» Page extract
Such ambition and aspiration, confidence & conviction from a parents for their child to see him happy and smiling that’s why they endeavored day and night, postponed their own wishes and always preferred and struggled with un-shattered hope to grow the child even though circumstances did not favor but their determination & perseverance remained vital to get the child stronger, firm, tenacious, persistent & resolute.
The synthesis of life asks that though we had been raised & brought up by the parents but what was their reward they were expecting from us, the holy Quran says to the child to return the favor what he got from the parents.

“And, out of kindness, lower to them the wing of humility and say, My Lord bestow on them Thy Mercy even as they cherished me in childhood”………Surah al Asra : 24
We the human being are so selfish and don’t look at our birth that how we were born. Allah says in Quran that


“It is He Who created you from a single person and made his mate Of like nature in order that he might dwell with her (in love) when they are united she bears a light burden and carries it about (Unnoticed) when she grows Heavy, they both pray to Allah their Lord (saying) “If Thou givest us A goodly child, We vow we shall (Ever) be grateful”…. Surah Al Araf: 189
Allah clarifies about man creation: “Man we did cerate from a quintessence of clay – Then we placed him As (a drop of) sperm in a place of rest, firmly fixed – Then we made the sperm into a clot of congealed blood. Then of that clot we made a (foetus) lump, and then We made out of the lump Bones and clothed the bones With flesh: then We developed Out of another creature, So blessed be Allah, The best to create!”... Surah Al Mu minun: 12:13; 14

And Allah doth know what every Female (womb) doth bear, By how much the wombs fall short (of their time Or number) or do exceed. Every single thing is before His sight in due proportion” Surah AR-Rad: 8.

It is the right of the parents that their children should treat them with kindness, obedience & honor. Devotion to parents is natural instinct & must be strengthened with deliberate actions. The rights of the mother is emphasized more because of her suffering during pregnancy and child birth, her suckling of the child and her role in rearing it, in the words of Allah;
And we have enjoined on man kindness to his parents. His mother carries him in pain and she gives birth to him in pain and the period of caring him and weaning him is thirty months (46:15)

Allah emphasized in Quran that respect to your parents & should not be at any cost laid down them even though they are associating Me with other god or insisting for idol worship instead Me.
“And we have enjoined on man kindness to parents: but if They (either of them) strive (To force) thee to join with Me (in worship) Anything of which thou hast no knowledge, obey them not. Ye have (all) to return to Me and I will tell you (the truth) of all that ye did”…..Surah Al Ankabut: 8

Allah in Quran further elaborate to care for parents characterizes here that how mother carried the pregnancy and affords the load with pain and gives birth with pain, she rears & weans for thirty months and when the parents (mother & father) goes older the child must care for his parents who brought him up.
“We have enjoined on man kindness to his parents: In pain did his mother Bear him, and in pain Did she give him birth. The carrying of the (child) To his weaning is (A period of) thirty months. At length when he reaches The age of full strength And attains forty years. He says “O my Lord! Grant me that I may be Grateful for Thy favor Which Thou hast bestowed Upon me, and upon both My parents, and that I May work righteousness Such as Thou mayest approve; And be gracious to me In my issue. Truly Have I turned to Thee And truly do I bow (To Thee) in Islam”… Surah Al Ahqaf: 15

So love your parents and care for them, they need your help & support, due to incapacitated having no more strength to muscle further as they did for you when you were a little child.

» Data provided

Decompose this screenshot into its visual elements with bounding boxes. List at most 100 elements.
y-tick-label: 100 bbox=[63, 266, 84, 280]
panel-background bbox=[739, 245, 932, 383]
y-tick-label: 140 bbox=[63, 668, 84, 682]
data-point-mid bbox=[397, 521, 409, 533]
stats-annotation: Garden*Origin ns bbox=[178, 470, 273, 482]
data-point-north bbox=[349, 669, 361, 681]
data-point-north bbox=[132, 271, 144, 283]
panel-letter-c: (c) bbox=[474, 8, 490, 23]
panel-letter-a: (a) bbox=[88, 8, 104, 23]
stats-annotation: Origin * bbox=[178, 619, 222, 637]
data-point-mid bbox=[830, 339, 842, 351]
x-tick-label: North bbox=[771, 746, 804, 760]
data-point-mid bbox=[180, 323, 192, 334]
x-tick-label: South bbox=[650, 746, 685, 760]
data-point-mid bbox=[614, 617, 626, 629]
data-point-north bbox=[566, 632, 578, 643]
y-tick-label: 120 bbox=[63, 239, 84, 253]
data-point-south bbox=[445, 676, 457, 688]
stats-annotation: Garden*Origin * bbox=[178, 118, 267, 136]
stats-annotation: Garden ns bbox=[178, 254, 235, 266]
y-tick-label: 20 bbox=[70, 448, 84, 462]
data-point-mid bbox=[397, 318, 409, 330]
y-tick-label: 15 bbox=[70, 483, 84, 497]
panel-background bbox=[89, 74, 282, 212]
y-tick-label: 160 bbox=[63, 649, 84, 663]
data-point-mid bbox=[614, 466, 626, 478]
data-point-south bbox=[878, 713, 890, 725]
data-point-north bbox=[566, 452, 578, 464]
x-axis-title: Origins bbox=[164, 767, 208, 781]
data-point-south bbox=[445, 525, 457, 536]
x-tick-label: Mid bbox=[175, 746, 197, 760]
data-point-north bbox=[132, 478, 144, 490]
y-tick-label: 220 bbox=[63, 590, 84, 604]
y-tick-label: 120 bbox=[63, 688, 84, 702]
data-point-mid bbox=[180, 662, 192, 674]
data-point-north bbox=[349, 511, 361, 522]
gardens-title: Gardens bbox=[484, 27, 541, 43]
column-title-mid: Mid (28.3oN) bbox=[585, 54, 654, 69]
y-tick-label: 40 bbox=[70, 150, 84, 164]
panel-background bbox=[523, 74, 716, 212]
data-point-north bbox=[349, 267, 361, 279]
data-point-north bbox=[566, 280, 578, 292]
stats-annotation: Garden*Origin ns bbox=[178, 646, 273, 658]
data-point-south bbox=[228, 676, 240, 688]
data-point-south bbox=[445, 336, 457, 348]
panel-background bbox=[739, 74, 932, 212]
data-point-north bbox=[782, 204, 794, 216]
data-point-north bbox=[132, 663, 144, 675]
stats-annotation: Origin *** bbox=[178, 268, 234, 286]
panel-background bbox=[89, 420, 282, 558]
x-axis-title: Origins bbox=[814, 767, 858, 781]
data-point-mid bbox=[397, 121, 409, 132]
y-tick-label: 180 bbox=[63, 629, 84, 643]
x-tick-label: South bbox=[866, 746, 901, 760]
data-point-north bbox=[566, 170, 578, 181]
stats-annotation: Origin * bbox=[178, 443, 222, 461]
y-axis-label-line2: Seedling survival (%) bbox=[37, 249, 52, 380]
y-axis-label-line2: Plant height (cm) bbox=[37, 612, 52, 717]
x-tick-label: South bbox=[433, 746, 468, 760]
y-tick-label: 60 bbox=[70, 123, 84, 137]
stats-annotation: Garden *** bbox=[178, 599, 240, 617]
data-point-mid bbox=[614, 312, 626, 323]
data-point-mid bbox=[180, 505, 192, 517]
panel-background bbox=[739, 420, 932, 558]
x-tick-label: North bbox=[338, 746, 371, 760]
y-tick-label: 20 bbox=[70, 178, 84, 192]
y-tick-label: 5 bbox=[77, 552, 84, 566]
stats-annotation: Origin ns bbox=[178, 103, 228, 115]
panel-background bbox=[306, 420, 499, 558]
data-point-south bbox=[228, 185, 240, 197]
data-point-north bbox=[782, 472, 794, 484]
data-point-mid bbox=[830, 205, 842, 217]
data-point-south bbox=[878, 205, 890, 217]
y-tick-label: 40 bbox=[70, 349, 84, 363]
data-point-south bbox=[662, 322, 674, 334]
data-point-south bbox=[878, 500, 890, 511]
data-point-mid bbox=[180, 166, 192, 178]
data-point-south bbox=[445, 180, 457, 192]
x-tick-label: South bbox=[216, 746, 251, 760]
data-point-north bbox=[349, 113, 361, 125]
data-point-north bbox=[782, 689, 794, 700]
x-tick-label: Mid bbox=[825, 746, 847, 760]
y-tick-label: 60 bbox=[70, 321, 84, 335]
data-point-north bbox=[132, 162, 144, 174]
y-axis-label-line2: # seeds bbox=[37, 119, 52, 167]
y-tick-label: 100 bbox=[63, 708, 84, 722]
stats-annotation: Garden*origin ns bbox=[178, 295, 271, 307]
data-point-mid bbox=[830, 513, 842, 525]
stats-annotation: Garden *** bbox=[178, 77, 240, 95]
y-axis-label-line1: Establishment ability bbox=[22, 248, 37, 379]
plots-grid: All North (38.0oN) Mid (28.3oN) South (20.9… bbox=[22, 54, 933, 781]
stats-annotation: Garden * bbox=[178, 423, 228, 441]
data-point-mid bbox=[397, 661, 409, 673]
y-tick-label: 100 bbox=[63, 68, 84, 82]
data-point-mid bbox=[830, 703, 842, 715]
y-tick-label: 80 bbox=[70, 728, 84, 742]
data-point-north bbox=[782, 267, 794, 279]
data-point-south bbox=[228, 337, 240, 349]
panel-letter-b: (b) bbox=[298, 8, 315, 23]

» Work request 1
List every surah named in the passage on parents, spelled as the passage gives it.
» Work request 2
From the passage on parents, extract the stretch from "Such ambition and" through "from the parents." without changing any wording.
» Work request 3
According to the passage on parents, how long is the period of caring for and weaning a child?

» Task solution 1
Surah al Asra
Surah Al Araf
Surah Al Mu minun
Surah AR-Rad
Surah Al Ankabut
Surah Al Ahqaf

» Task solution 2
Such ambition and aspiration, confidence & conviction from a parents for their child to see him happy and smiling that’s why they endeavored day and night, postponed their own wishes and always preferred and struggled with un-shattered hope to grow the child even though circumstances did not favor but their determination & perseverance remained vital to get the child stronger, firm, tenacious, persistent & resolute.
The synthesis of life asks that though we had been raised & brought up by the parents but what was their reward they were expecting from us, the holy Quran says to the child to return the favor what he got from the parents.

» Task solution 3
Thirty months.